● WHAT IS ASKED
Lines containing the string "Contains" are to be counted; report the total by itself.

● DATA ENTRIES
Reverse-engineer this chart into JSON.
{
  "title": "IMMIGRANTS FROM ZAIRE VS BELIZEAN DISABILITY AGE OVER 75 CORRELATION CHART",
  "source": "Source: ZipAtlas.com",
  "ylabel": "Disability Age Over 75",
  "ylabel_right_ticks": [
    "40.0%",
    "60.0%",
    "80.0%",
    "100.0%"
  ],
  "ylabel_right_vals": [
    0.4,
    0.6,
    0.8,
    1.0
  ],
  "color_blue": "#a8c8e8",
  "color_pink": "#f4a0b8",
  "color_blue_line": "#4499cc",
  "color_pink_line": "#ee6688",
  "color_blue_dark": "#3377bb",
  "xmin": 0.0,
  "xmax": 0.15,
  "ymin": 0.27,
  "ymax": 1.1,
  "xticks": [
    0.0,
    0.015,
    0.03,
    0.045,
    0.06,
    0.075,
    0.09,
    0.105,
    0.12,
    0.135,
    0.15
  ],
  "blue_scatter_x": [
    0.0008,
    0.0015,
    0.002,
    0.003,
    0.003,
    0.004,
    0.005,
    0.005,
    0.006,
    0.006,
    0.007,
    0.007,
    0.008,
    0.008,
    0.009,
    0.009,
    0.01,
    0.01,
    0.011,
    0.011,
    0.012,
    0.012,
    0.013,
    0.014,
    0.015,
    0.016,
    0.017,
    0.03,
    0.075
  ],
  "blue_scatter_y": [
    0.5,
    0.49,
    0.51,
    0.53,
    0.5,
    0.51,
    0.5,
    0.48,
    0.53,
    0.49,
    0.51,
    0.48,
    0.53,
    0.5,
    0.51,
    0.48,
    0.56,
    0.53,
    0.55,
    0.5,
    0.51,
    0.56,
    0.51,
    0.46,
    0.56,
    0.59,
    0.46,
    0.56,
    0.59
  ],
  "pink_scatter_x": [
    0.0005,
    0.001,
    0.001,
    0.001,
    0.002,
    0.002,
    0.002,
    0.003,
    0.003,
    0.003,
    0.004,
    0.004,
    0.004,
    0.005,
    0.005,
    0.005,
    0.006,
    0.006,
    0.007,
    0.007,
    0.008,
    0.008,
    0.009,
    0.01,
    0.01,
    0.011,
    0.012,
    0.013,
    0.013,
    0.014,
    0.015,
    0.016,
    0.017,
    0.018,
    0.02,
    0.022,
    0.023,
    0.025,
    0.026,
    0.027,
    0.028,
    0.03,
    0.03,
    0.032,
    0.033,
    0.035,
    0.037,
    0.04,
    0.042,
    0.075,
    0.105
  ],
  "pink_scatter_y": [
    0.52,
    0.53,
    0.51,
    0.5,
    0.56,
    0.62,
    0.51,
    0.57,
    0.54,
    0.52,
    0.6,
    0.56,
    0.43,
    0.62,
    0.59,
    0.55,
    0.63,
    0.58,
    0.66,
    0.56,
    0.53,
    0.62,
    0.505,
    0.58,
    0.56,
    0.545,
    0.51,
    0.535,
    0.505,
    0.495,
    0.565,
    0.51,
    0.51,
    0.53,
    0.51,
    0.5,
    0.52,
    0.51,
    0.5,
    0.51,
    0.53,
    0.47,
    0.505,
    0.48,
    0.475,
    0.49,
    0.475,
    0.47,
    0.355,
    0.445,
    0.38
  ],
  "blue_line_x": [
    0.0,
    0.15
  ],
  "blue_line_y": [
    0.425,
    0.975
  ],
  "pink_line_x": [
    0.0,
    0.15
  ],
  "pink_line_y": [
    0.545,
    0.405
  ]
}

==

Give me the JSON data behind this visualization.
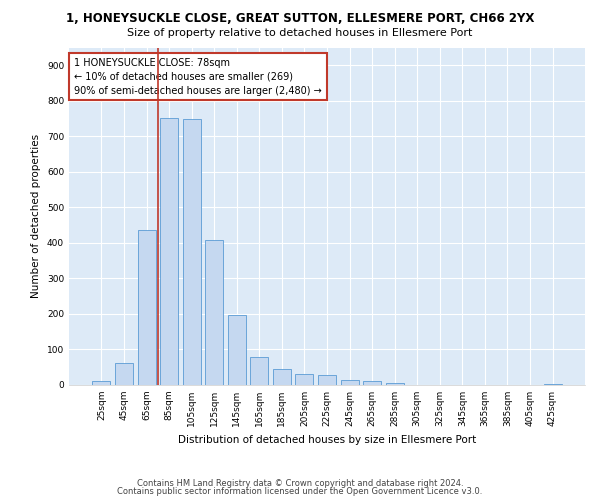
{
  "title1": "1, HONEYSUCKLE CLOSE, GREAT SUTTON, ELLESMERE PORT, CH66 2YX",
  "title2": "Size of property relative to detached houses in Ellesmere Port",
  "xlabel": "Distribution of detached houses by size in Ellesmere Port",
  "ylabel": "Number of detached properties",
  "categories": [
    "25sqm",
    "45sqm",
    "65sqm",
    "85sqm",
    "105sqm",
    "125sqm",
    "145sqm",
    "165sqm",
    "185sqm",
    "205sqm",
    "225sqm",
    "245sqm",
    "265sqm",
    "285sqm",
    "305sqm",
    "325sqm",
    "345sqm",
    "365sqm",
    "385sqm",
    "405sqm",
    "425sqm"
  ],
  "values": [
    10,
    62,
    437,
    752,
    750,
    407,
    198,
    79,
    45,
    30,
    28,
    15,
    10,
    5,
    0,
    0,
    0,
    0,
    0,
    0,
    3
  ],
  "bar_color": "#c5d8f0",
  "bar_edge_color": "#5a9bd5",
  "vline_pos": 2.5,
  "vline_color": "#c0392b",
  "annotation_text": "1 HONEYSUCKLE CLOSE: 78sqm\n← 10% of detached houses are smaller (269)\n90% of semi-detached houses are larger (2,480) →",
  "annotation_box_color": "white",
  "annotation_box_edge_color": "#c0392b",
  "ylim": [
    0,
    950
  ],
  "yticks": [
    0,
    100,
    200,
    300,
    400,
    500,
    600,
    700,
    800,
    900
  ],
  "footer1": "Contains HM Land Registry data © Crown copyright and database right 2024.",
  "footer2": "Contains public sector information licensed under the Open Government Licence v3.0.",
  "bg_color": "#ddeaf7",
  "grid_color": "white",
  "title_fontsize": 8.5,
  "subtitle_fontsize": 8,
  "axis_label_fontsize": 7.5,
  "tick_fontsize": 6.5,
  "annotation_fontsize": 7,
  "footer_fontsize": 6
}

...

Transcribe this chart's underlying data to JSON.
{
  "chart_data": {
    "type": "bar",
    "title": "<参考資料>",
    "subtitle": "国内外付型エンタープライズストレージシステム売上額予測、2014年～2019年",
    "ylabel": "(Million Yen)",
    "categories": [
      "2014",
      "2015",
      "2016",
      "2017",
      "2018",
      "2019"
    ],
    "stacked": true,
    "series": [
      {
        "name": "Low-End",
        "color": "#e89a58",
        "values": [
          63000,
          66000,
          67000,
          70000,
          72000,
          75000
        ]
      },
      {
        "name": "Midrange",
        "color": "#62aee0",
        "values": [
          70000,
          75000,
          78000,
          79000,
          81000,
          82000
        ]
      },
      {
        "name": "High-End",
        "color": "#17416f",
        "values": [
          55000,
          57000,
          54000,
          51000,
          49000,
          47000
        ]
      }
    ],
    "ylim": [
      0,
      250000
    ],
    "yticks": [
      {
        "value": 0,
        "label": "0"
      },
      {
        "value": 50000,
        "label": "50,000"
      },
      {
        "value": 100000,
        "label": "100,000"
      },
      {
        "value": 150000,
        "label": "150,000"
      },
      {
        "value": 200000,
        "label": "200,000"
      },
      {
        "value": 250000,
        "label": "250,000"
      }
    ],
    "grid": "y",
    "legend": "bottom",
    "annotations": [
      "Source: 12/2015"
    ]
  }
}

● RESPONSE
2